[Dataset records]

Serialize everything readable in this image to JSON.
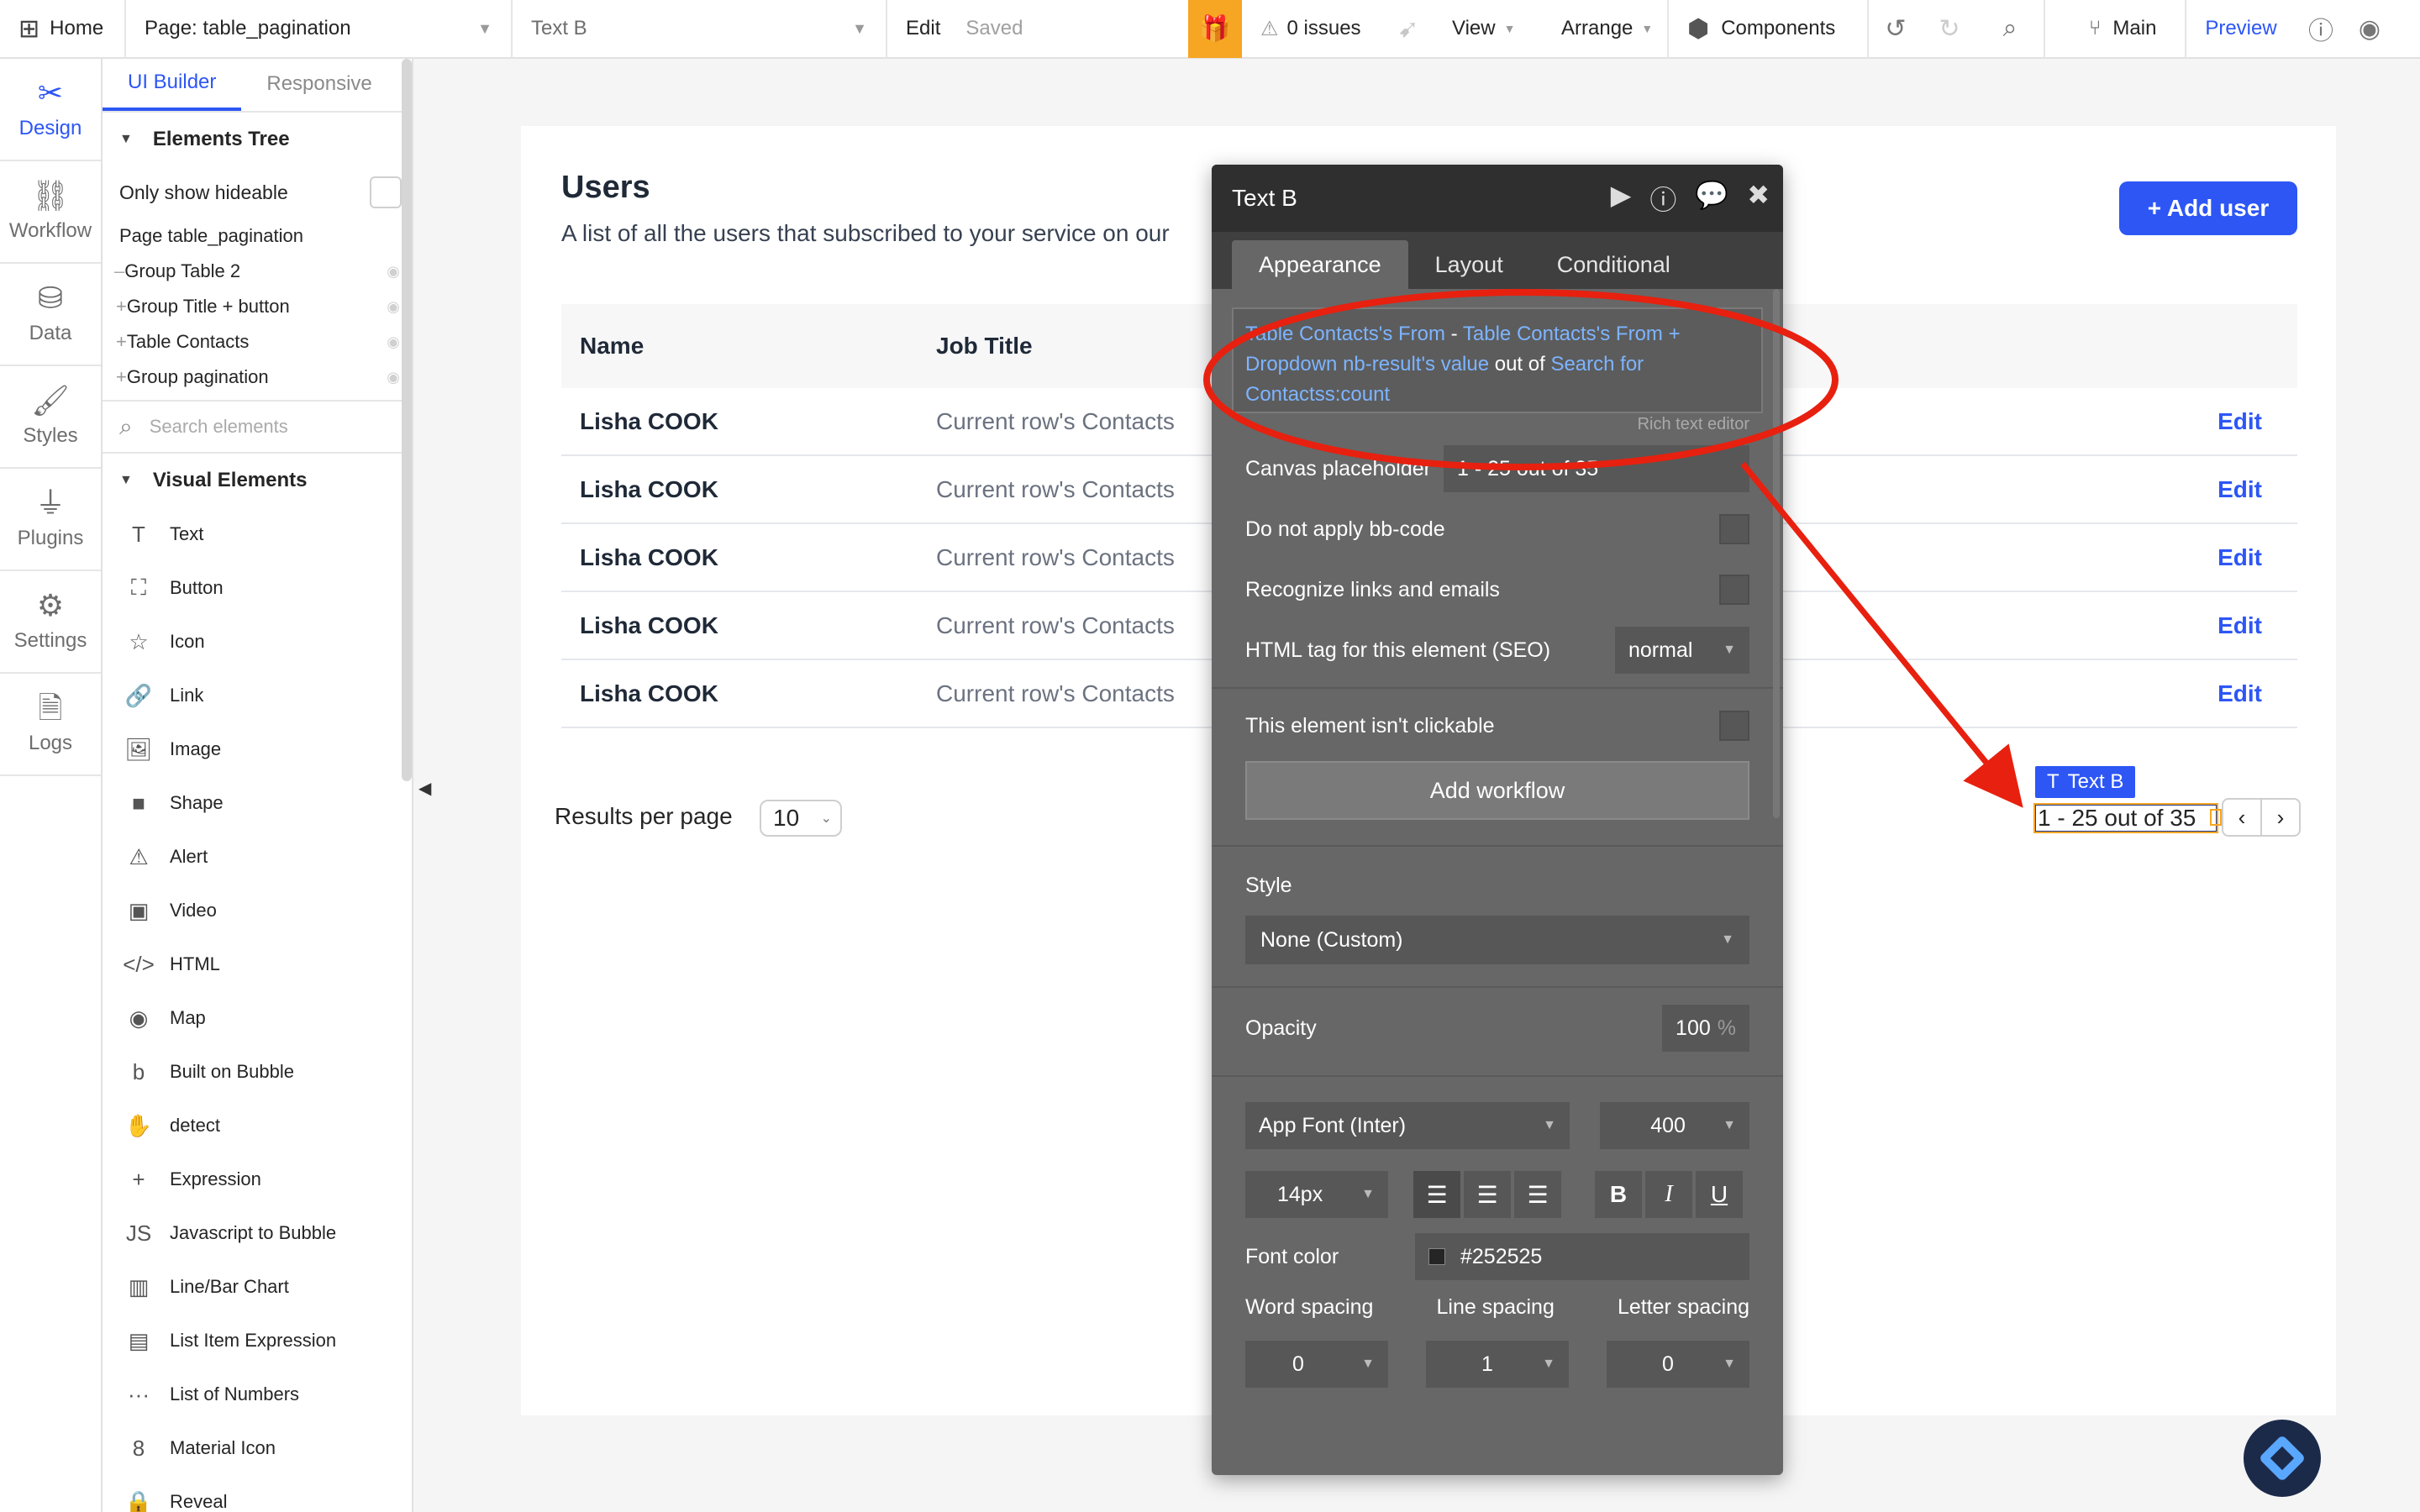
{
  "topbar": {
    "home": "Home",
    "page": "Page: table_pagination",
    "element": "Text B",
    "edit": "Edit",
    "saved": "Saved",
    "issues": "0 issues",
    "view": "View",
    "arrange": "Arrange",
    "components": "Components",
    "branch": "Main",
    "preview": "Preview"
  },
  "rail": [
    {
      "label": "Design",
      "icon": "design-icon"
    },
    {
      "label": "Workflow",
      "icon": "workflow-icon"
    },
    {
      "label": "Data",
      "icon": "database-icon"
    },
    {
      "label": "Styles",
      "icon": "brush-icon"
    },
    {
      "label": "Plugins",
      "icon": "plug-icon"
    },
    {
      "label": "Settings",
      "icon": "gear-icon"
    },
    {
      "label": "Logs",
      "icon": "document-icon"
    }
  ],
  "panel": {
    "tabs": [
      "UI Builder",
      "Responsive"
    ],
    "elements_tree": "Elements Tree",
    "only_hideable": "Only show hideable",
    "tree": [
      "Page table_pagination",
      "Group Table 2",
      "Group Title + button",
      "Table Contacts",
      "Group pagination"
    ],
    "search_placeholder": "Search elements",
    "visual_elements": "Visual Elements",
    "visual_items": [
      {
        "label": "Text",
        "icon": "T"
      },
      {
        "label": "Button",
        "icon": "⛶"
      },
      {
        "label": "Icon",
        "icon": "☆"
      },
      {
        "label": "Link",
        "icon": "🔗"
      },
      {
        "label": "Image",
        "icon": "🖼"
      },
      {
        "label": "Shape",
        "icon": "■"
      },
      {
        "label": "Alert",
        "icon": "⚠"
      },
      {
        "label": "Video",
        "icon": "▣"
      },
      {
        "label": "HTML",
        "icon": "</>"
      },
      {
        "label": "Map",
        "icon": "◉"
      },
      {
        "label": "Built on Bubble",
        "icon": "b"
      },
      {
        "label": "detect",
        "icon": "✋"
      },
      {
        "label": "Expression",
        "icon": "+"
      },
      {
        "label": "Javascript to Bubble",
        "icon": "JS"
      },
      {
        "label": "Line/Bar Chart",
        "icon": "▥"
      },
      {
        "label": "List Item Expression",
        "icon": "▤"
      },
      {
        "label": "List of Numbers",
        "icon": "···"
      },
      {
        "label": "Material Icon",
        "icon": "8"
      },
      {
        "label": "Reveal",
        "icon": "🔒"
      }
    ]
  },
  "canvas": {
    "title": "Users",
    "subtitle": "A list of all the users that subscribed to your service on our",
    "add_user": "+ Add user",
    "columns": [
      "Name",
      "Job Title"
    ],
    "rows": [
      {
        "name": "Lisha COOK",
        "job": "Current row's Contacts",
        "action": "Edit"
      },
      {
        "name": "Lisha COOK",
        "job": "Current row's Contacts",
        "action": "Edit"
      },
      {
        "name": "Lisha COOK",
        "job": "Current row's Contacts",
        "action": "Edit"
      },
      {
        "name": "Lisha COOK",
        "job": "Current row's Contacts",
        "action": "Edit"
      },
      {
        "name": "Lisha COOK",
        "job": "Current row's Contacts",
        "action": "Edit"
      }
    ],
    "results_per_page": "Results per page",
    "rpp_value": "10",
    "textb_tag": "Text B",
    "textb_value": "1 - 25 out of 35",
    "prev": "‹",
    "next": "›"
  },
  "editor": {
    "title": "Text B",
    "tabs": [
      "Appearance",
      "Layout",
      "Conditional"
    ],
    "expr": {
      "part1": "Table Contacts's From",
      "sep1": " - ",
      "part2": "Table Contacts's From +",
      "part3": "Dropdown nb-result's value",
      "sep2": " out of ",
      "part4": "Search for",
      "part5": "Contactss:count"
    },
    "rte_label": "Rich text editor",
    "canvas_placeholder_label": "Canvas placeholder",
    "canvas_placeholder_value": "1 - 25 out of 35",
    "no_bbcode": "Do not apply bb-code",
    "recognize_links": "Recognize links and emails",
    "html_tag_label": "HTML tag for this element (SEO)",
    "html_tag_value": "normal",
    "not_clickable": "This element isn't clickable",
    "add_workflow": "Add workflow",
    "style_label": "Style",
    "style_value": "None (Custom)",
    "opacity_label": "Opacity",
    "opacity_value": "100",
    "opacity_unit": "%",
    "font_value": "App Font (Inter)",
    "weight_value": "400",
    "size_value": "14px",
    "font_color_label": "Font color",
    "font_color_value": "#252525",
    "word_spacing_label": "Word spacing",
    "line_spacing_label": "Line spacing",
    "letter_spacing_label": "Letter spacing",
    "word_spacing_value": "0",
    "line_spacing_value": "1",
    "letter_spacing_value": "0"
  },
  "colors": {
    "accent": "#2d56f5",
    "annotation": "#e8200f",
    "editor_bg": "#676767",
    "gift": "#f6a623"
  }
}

- Problem details
Your task is to repeat the data above exactly while excluding the pictures.

- Solution
Serialize everything readable in this image to JSON.
{
  "topbar": {
    "home": "Home",
    "page": "Page: table_pagination",
    "element": "Text B",
    "edit": "Edit",
    "saved": "Saved",
    "issues": "0 issues",
    "view": "View",
    "arrange": "Arrange",
    "components": "Components",
    "branch": "Main",
    "preview": "Preview"
  },
  "rail": [
    {
      "label": "Design",
      "icon": "design-icon"
    },
    {
      "label": "Workflow",
      "icon": "workflow-icon"
    },
    {
      "label": "Data",
      "icon": "database-icon"
    },
    {
      "label": "Styles",
      "icon": "brush-icon"
    },
    {
      "label": "Plugins",
      "icon": "plug-icon"
    },
    {
      "label": "Settings",
      "icon": "gear-icon"
    },
    {
      "label": "Logs",
      "icon": "document-icon"
    }
  ],
  "panel": {
    "tabs": [
      "UI Builder",
      "Responsive"
    ],
    "elements_tree": "Elements Tree",
    "only_hideable": "Only show hideable",
    "tree": [
      "Page table_pagination",
      "Group Table 2",
      "Group Title + button",
      "Table Contacts",
      "Group pagination"
    ],
    "search_placeholder": "Search elements",
    "visual_elements": "Visual Elements",
    "visual_items": [
      {
        "label": "Text",
        "icon": "T"
      },
      {
        "label": "Button",
        "icon": "⛶"
      },
      {
        "label": "Icon",
        "icon": "☆"
      },
      {
        "label": "Link",
        "icon": "🔗"
      },
      {
        "label": "Image",
        "icon": "🖼"
      },
      {
        "label": "Shape",
        "icon": "■"
      },
      {
        "label": "Alert",
        "icon": "⚠"
      },
      {
        "label": "Video",
        "icon": "▣"
      },
      {
        "label": "HTML",
        "icon": "</>"
      },
      {
        "label": "Map",
        "icon": "◉"
      },
      {
        "label": "Built on Bubble",
        "icon": "b"
      },
      {
        "label": "detect",
        "icon": "✋"
      },
      {
        "label": "Expression",
        "icon": "+"
      },
      {
        "label": "Javascript to Bubble",
        "icon": "JS"
      },
      {
        "label": "Line/Bar Chart",
        "icon": "▥"
      },
      {
        "label": "List Item Expression",
        "icon": "▤"
      },
      {
        "label": "List of Numbers",
        "icon": "···"
      },
      {
        "label": "Material Icon",
        "icon": "8"
      },
      {
        "label": "Reveal",
        "icon": "🔒"
      }
    ]
  },
  "canvas": {
    "title": "Users",
    "subtitle": "A list of all the users that subscribed to your service on our",
    "add_user": "+ Add user",
    "columns": [
      "Name",
      "Job Title"
    ],
    "rows": [
      {
        "name": "Lisha COOK",
        "job": "Current row's Contacts",
        "action": "Edit"
      },
      {
        "name": "Lisha COOK",
        "job": "Current row's Contacts",
        "action": "Edit"
      },
      {
        "name": "Lisha COOK",
        "job": "Current row's Contacts",
        "action": "Edit"
      },
      {
        "name": "Lisha COOK",
        "job": "Current row's Contacts",
        "action": "Edit"
      },
      {
        "name": "Lisha COOK",
        "job": "Current row's Contacts",
        "action": "Edit"
      }
    ],
    "results_per_page": "Results per page",
    "rpp_value": "10",
    "textb_tag": "Text B",
    "textb_value": "1 - 25 out of 35",
    "prev": "‹",
    "next": "›"
  },
  "editor": {
    "title": "Text B",
    "tabs": [
      "Appearance",
      "Layout",
      "Conditional"
    ],
    "expr": {
      "part1": "Table Contacts's From",
      "sep1": " - ",
      "part2": "Table Contacts's From +",
      "part3": "Dropdown nb-result's value",
      "sep2": " out of ",
      "part4": "Search for",
      "part5": "Contactss:count"
    },
    "rte_label": "Rich text editor",
    "canvas_placeholder_label": "Canvas placeholder",
    "canvas_placeholder_value": "1 - 25 out of 35",
    "no_bbcode": "Do not apply bb-code",
    "recognize_links": "Recognize links and emails",
    "html_tag_label": "HTML tag for this element (SEO)",
    "html_tag_value": "normal",
    "not_clickable": "This element isn't clickable",
    "add_workflow": "Add workflow",
    "style_label": "Style",
    "style_value": "None (Custom)",
    "opacity_label": "Opacity",
    "opacity_value": "100",
    "opacity_unit": "%",
    "font_value": "App Font (Inter)",
    "weight_value": "400",
    "size_value": "14px",
    "font_color_label": "Font color",
    "font_color_value": "#252525",
    "word_spacing_label": "Word spacing",
    "line_spacing_label": "Line spacing",
    "letter_spacing_label": "Letter spacing",
    "word_spacing_value": "0",
    "line_spacing_value": "1",
    "letter_spacing_value": "0"
  },
  "colors": {
    "accent": "#2d56f5",
    "annotation": "#e8200f",
    "editor_bg": "#676767",
    "gift": "#f6a623"
  }
}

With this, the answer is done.